• _What the task asks_:
Count every line in the entries that follow where the word "нормали" appears, then state only the total.

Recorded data
##########

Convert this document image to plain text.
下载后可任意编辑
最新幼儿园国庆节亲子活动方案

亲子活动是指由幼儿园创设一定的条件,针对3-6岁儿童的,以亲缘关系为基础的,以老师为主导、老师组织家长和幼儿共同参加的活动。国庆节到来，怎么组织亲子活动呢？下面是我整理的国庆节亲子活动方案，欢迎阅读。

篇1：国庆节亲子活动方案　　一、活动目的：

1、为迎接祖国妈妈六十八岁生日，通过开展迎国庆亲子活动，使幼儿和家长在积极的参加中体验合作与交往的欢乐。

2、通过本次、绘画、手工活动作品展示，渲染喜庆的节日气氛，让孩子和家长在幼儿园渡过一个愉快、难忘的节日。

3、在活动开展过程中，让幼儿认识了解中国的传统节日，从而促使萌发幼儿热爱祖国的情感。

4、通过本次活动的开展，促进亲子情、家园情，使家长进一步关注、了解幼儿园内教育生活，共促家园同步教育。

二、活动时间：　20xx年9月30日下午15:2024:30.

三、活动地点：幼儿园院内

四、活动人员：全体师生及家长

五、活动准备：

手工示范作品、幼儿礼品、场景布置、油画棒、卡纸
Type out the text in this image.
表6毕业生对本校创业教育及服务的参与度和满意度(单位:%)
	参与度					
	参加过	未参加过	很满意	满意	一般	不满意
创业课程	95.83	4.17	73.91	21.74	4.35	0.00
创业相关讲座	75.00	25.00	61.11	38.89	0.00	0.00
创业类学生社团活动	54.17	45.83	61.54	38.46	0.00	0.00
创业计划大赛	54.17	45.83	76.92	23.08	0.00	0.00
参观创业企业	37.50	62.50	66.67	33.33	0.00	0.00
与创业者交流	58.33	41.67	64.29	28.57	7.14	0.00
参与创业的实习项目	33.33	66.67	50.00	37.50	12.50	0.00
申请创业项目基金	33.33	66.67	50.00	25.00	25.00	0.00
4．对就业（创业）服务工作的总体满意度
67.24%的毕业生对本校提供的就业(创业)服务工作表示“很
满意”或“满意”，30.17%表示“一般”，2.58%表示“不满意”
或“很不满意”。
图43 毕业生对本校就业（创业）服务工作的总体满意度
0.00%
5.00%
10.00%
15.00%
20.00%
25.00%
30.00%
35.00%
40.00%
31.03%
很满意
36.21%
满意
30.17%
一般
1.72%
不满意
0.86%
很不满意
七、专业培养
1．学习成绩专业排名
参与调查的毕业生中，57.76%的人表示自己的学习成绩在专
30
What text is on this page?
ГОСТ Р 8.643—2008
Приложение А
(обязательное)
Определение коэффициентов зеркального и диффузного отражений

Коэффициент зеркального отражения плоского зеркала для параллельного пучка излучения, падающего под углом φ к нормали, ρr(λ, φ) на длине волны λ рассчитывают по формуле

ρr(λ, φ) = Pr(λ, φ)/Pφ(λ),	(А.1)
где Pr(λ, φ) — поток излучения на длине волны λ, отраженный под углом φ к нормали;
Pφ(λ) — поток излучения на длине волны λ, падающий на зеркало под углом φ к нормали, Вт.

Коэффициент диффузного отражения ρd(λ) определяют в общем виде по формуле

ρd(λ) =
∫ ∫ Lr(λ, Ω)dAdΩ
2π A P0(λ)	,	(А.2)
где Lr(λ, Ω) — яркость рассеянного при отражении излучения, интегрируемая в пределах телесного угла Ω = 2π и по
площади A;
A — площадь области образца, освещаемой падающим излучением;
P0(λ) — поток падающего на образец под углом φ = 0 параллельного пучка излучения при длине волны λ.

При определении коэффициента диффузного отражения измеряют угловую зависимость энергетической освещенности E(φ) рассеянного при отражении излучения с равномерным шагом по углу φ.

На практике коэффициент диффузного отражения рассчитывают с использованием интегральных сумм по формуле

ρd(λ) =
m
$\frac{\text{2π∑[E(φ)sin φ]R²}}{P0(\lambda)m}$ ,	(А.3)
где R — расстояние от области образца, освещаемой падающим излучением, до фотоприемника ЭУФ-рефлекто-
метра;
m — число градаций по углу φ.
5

##########

• _Response below_:
3